- DESCRIPTION OF THE TASK -
How many lines of the records below contain the word "Kolonialdienstzulage"? Answer with the number alone.

···

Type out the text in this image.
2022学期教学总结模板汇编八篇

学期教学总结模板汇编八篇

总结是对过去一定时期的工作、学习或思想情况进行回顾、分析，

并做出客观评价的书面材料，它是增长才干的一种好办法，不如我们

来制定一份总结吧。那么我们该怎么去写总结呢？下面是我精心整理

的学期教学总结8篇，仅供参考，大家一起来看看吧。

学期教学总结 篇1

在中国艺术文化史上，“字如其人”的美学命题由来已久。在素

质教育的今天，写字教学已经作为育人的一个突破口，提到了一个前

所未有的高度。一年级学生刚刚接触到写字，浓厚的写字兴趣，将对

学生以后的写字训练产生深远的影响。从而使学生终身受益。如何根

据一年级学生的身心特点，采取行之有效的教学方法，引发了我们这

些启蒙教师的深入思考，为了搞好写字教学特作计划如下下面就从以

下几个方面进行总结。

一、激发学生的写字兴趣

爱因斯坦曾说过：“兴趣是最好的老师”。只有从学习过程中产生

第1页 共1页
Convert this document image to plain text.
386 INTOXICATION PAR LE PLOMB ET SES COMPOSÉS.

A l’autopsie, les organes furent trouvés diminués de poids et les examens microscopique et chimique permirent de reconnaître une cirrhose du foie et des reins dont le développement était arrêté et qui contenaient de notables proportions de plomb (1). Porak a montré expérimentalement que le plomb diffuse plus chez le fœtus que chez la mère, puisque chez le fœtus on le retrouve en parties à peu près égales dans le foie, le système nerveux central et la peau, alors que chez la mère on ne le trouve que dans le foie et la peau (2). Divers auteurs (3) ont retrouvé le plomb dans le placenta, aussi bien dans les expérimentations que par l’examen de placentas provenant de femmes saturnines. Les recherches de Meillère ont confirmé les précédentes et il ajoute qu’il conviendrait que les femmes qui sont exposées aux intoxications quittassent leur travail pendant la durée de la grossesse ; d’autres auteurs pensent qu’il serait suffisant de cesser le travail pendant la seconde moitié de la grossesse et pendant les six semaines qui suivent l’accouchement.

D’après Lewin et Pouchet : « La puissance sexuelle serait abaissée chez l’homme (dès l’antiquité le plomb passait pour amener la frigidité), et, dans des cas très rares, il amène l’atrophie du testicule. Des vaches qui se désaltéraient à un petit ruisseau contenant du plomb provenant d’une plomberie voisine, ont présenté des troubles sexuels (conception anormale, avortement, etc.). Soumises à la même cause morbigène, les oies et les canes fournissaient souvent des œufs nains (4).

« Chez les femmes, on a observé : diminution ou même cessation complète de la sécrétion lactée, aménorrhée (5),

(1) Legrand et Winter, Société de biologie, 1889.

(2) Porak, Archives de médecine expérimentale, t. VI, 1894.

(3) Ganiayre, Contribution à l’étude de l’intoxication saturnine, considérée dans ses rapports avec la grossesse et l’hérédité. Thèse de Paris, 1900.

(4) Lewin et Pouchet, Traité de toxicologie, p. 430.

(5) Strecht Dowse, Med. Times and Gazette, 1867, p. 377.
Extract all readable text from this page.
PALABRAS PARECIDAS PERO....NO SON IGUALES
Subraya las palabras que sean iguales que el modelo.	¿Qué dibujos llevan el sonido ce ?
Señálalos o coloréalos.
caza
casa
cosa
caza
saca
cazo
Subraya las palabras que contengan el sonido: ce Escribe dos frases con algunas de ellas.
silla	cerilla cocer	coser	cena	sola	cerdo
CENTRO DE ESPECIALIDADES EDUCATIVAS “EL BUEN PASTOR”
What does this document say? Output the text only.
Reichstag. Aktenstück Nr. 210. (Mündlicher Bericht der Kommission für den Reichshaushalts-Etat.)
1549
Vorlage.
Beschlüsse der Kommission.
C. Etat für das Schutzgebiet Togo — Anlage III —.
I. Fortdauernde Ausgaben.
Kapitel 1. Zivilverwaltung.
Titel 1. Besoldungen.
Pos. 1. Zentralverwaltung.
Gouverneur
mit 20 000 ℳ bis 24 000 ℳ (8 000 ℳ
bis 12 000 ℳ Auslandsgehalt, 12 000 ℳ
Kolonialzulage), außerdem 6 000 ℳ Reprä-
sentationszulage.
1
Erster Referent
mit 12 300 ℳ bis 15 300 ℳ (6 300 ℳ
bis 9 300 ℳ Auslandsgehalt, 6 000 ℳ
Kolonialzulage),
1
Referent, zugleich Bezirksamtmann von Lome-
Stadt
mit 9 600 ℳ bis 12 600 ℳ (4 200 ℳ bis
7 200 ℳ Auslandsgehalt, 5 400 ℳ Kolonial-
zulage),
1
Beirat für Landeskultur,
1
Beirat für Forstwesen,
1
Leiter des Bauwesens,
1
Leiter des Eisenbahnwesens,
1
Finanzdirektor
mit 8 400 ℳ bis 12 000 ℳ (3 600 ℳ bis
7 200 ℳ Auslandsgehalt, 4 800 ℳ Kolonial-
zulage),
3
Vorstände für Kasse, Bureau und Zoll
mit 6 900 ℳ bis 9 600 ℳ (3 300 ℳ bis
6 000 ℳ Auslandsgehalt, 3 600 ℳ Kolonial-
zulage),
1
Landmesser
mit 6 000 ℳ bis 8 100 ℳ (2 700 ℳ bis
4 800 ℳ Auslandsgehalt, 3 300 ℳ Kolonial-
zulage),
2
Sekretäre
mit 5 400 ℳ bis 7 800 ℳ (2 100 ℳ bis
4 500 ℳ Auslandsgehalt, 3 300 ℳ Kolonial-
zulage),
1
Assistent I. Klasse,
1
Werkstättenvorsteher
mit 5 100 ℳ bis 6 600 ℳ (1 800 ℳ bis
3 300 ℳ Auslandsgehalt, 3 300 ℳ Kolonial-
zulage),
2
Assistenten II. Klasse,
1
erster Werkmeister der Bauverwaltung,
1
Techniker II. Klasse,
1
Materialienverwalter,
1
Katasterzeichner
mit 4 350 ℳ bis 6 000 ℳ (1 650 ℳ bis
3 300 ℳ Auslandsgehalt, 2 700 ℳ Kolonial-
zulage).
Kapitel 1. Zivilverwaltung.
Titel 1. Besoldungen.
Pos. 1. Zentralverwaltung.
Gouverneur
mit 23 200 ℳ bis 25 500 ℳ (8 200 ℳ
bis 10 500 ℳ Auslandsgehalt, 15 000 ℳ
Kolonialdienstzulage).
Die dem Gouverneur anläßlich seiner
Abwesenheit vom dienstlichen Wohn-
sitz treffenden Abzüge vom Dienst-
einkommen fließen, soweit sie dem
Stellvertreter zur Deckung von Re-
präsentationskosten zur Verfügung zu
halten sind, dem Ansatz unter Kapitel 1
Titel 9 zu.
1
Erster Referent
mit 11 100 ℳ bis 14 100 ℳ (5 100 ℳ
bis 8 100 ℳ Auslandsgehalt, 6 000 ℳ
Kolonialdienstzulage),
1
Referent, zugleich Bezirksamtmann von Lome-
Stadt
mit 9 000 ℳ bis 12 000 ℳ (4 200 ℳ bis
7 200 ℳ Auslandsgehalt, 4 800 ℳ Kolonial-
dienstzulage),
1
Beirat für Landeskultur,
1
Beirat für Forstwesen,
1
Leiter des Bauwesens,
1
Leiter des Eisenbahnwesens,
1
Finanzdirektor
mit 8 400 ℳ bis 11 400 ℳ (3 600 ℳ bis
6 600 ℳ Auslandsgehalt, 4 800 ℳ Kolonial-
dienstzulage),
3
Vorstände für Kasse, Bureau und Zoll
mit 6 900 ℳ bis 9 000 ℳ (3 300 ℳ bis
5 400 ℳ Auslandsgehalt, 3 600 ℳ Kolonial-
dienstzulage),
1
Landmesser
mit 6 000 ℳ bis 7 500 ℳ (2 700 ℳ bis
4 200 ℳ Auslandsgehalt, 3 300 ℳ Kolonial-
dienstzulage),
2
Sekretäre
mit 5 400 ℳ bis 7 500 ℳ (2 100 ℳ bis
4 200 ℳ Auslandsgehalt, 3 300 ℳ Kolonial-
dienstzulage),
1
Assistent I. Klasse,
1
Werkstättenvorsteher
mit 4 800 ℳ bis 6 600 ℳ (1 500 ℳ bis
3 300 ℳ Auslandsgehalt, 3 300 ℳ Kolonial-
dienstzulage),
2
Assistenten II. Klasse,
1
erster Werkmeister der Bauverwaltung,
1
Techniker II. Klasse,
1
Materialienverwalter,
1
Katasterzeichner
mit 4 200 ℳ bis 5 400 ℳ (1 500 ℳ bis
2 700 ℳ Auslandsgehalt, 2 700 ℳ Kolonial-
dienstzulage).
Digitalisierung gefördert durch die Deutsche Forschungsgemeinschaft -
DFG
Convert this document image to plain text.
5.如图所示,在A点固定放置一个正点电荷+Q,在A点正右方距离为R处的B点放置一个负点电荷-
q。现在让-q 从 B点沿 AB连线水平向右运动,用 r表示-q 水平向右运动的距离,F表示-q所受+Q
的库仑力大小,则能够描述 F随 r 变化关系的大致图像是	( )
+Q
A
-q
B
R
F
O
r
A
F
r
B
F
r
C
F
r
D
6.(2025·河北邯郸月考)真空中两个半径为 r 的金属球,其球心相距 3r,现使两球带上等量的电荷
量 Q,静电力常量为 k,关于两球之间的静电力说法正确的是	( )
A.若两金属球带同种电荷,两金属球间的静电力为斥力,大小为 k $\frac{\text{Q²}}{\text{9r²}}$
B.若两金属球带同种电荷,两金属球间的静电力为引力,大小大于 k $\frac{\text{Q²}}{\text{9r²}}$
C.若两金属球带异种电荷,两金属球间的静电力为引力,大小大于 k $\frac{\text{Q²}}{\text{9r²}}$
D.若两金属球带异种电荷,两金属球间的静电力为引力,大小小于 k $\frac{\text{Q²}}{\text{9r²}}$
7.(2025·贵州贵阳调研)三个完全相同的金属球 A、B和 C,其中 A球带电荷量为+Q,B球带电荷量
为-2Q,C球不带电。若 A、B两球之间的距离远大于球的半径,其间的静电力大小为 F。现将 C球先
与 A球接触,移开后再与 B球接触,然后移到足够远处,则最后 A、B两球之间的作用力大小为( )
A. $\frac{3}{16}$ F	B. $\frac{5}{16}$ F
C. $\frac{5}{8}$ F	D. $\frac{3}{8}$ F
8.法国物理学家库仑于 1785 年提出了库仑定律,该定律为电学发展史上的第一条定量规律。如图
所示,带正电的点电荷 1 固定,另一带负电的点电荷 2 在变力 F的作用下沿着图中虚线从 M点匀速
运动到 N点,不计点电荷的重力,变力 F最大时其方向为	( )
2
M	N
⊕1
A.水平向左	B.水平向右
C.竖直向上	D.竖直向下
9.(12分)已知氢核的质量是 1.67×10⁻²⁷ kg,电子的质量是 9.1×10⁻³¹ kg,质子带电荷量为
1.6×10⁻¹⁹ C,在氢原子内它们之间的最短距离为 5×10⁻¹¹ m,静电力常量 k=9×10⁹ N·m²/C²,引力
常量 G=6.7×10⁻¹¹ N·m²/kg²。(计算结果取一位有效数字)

···

- ANSWER TO THE EXERCISE -
2